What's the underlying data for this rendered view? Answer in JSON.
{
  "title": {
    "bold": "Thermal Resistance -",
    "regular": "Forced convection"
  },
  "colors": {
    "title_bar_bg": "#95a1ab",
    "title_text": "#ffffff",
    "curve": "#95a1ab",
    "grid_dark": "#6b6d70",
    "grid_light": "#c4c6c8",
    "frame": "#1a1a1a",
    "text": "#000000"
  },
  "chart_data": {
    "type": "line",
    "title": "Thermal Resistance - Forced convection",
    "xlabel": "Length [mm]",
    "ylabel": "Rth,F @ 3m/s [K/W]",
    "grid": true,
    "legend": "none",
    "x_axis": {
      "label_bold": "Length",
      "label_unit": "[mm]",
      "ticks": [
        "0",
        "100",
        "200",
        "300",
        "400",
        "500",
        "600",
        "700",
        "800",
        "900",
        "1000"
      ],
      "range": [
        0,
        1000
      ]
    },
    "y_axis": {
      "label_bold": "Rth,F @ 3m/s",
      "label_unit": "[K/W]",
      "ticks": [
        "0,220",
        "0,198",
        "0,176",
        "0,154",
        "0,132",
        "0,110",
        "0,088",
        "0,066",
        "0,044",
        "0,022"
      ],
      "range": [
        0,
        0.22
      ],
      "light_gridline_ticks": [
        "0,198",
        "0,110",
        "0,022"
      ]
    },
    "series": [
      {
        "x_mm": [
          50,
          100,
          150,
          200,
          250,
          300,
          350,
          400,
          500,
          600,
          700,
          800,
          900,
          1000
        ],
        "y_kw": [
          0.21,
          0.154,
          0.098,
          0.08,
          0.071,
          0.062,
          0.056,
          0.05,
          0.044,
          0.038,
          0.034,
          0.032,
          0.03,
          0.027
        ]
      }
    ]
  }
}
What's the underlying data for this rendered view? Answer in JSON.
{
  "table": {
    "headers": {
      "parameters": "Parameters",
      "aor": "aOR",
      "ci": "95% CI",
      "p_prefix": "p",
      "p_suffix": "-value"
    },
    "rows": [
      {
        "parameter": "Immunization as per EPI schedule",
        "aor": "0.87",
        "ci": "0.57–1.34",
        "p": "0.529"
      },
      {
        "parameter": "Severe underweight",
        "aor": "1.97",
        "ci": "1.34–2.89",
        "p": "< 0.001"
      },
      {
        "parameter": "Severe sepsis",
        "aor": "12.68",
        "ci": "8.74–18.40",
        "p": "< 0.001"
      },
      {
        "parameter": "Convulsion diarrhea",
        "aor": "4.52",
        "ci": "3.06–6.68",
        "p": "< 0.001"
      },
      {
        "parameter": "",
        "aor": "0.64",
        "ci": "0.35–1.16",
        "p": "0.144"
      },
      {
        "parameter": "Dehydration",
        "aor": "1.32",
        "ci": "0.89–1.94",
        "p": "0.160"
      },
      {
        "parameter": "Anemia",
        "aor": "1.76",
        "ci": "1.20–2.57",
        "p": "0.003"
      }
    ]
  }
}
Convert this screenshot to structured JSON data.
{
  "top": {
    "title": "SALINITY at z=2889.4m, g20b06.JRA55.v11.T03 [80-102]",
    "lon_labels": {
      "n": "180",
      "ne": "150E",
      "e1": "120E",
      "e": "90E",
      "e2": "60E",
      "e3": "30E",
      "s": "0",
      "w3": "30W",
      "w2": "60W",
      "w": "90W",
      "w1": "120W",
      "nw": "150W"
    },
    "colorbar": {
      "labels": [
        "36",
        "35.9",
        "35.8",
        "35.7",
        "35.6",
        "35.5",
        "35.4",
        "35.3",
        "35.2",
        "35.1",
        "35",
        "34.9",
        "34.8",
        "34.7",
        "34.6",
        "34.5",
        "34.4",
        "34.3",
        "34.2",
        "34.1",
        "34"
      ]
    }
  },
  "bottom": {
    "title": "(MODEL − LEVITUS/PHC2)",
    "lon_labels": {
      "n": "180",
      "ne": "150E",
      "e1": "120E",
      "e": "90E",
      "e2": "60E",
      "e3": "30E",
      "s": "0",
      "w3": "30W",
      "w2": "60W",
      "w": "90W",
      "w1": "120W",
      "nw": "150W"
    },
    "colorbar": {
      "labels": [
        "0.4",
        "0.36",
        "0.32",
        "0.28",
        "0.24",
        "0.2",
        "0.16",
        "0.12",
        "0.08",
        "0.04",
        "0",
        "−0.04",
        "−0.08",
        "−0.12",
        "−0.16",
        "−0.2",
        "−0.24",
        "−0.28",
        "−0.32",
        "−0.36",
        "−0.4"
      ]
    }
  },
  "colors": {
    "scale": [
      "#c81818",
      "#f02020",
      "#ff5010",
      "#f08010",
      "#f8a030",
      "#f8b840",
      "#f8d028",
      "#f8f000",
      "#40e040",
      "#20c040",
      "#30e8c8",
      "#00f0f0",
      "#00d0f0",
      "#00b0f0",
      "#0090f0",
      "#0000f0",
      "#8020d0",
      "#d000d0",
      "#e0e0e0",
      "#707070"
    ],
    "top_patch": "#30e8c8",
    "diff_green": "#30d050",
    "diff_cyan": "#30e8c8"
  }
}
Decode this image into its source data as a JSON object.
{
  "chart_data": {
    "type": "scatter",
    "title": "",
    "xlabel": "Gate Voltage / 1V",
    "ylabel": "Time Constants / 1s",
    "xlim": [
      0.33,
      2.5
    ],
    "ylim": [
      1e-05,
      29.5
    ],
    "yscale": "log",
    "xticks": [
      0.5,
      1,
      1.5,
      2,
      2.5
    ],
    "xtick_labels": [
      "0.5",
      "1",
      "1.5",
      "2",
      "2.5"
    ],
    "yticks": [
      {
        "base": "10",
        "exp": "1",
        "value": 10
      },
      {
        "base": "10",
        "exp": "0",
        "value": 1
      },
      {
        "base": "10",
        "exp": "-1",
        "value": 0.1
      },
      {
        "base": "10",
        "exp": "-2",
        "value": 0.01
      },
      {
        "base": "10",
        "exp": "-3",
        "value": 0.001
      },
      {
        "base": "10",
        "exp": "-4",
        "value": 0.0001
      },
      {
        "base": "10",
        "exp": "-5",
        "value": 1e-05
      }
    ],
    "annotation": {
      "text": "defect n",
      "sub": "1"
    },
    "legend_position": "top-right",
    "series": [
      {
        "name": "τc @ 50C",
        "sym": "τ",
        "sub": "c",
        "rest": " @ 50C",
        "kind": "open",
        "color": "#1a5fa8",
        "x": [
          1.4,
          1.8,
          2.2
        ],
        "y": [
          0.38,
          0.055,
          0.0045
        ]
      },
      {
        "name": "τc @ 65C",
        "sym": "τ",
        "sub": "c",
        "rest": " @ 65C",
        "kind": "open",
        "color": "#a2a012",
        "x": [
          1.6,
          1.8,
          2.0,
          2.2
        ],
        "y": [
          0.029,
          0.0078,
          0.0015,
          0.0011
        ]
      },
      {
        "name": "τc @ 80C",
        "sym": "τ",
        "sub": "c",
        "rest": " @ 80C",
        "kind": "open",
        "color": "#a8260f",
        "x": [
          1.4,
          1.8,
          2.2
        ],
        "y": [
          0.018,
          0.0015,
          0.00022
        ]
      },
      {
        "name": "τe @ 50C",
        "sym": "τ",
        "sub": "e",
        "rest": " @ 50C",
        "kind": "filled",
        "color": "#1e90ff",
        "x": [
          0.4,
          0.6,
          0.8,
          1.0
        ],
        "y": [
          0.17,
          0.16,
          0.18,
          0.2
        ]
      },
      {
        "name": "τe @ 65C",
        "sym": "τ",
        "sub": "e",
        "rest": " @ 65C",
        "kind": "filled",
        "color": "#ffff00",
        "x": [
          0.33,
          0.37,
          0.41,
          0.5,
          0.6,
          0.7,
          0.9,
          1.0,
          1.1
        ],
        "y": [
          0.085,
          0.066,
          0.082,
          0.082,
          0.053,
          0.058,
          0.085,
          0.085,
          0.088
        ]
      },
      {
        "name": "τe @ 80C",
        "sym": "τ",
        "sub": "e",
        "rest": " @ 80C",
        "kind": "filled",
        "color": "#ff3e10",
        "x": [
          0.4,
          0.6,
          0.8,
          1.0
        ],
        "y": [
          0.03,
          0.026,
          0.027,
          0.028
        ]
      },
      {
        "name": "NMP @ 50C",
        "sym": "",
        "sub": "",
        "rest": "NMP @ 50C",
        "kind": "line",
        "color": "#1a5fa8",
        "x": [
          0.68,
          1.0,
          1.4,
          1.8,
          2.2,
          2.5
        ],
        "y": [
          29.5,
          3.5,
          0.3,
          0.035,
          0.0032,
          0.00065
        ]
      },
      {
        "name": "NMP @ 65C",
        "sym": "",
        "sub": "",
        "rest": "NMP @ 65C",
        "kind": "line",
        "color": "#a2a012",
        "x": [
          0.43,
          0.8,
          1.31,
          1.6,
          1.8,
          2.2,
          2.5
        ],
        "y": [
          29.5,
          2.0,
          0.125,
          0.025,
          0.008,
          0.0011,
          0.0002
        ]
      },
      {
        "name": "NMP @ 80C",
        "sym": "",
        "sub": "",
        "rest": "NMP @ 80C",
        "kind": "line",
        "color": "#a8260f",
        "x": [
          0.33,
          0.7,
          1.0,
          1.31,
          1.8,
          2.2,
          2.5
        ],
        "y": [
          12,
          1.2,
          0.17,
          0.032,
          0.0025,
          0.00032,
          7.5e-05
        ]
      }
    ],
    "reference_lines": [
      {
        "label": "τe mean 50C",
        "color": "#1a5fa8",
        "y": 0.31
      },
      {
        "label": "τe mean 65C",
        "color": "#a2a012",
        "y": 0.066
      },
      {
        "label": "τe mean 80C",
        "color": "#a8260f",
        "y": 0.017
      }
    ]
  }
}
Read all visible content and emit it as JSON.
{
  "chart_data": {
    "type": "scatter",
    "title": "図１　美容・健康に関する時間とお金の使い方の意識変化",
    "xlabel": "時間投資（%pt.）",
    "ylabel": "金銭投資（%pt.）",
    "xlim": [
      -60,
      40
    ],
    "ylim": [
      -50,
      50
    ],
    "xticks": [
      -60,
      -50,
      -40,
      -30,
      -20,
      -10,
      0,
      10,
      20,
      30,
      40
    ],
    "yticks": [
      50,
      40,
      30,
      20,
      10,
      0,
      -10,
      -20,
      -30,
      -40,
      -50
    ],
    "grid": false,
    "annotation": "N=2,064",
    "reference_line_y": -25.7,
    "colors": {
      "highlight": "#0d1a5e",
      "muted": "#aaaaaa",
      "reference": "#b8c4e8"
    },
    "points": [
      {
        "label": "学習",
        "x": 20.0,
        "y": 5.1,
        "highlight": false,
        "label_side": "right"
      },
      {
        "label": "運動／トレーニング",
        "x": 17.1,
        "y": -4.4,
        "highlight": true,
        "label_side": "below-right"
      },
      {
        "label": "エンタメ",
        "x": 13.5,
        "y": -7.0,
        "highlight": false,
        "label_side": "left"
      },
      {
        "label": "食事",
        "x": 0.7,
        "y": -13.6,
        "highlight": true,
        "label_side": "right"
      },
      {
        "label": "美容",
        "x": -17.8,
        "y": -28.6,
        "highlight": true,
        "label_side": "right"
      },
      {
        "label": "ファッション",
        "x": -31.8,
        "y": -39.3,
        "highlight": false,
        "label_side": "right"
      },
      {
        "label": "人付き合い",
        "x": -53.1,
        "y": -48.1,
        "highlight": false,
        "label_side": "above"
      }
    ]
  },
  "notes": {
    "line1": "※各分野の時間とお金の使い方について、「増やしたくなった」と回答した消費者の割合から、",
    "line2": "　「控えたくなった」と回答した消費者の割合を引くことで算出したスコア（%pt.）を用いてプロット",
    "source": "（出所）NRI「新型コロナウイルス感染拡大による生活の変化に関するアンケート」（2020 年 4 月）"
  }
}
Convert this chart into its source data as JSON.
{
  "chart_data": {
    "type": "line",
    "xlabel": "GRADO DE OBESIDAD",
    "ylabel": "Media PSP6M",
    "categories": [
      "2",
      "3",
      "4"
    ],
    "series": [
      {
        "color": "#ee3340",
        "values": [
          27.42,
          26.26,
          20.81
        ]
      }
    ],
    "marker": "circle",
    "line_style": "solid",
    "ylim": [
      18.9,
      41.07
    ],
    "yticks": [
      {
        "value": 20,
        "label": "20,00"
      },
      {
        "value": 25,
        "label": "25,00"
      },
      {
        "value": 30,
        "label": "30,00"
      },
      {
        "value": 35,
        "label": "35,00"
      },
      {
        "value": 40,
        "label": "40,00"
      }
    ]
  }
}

****************************************

> **Directions for this task**
Reproduce exactly the line that holds "Convert this chart", then every line after it, ending with the final line of the records above.

> **Result of this exercise**
Convert this chart into its source data as JSON.
{
  "chart_data": {
    "type": "line",
    "xlabel": "GRADO DE OBESIDAD",
    "ylabel": "Media PSP6M",
    "categories": [
      "2",
      "3",
      "4"
    ],
    "series": [
      {
        "color": "#ee3340",
        "values": [
          27.42,
          26.26,
          20.81
        ]
      }
    ],
    "marker": "circle",
    "line_style": "solid",
    "ylim": [
      18.9,
      41.07
    ],
    "yticks": [
      {
        "value": 20,
        "label": "20,00"
      },
      {
        "value": 25,
        "label": "25,00"
      },
      {
        "value": 30,
        "label": "30,00"
      },
      {
        "value": 35,
        "label": "35,00"
      },
      {
        "value": 40,
        "label": "40,00"
      }
    ]
  }
}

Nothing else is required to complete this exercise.